● **INFORMATION SUPPLIED**
——

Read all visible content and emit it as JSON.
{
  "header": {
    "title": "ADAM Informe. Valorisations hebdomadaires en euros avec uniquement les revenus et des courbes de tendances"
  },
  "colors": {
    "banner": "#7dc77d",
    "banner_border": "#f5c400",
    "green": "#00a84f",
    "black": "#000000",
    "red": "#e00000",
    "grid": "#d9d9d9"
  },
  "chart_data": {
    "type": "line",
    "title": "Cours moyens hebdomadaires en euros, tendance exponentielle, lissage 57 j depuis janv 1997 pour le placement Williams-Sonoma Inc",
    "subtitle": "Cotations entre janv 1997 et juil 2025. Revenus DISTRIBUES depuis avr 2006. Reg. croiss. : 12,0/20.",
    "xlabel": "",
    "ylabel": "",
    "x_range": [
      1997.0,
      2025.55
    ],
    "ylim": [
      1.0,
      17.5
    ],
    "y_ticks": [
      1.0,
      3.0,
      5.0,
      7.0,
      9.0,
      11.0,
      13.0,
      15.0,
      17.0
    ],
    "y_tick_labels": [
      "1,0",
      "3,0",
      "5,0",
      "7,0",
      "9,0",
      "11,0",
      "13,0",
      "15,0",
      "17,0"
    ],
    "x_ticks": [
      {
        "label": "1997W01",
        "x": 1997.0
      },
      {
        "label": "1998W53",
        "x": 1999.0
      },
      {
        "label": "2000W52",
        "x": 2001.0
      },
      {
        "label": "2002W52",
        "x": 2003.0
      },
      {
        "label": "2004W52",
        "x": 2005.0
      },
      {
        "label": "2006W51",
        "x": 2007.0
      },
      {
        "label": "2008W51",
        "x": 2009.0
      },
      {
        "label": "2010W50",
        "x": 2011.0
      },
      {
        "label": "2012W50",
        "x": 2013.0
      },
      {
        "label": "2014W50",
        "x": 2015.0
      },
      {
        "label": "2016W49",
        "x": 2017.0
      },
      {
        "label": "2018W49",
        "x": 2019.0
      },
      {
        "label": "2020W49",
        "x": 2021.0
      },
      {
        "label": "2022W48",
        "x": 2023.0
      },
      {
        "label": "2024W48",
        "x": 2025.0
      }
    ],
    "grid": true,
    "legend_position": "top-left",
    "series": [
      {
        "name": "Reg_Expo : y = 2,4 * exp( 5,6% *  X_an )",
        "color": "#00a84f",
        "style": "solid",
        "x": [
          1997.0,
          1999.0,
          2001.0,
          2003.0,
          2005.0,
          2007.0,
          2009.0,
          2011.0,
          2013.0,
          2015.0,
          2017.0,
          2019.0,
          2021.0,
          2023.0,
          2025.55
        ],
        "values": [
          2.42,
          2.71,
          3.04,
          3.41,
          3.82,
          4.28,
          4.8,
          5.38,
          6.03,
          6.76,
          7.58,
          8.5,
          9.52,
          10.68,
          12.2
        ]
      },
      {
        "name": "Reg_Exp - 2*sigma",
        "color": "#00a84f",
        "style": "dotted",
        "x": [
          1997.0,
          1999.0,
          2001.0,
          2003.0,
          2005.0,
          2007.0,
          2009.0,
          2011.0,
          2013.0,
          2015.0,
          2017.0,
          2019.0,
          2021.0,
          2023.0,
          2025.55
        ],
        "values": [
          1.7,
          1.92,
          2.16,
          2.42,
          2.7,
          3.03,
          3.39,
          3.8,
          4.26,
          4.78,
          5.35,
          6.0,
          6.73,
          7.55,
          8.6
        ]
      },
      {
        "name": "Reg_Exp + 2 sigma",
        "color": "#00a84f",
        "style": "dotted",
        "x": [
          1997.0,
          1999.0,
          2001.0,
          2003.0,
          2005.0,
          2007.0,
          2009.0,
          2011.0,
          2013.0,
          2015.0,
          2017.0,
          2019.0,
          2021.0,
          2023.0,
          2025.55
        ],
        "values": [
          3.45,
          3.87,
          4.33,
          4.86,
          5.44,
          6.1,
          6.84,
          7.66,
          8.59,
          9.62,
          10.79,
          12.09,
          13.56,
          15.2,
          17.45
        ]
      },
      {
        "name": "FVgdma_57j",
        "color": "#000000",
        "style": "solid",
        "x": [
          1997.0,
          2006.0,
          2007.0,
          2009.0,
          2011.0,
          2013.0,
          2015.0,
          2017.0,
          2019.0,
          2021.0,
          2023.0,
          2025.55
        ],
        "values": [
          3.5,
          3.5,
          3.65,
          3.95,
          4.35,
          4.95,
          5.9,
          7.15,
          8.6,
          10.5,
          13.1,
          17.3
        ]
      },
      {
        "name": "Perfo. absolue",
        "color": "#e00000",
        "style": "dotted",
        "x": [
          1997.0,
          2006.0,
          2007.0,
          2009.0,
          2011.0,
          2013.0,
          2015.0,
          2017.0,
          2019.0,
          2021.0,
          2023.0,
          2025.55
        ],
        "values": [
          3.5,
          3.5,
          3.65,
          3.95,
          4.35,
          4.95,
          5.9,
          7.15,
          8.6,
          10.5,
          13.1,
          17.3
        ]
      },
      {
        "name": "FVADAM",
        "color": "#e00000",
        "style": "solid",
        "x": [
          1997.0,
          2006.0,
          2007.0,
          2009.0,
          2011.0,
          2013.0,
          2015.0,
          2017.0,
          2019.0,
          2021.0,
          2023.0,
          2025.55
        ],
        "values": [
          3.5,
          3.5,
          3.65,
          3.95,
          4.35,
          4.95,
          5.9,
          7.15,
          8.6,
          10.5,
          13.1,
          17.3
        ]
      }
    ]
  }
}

——

● **JOB**
Look over the listing. Pull out every line with the string "euros" in it.

● **TASK ANSWER**
    "title": "ADAM Informe. Valorisations hebdomadaires en euros avec uniquement les revenus et des courbes de tendances"
    "title": "Cours moyens hebdomadaires en euros, tendance exponentielle, lissage 57 j depuis janv 1997 pour le placement Williams-Sonoma Inc",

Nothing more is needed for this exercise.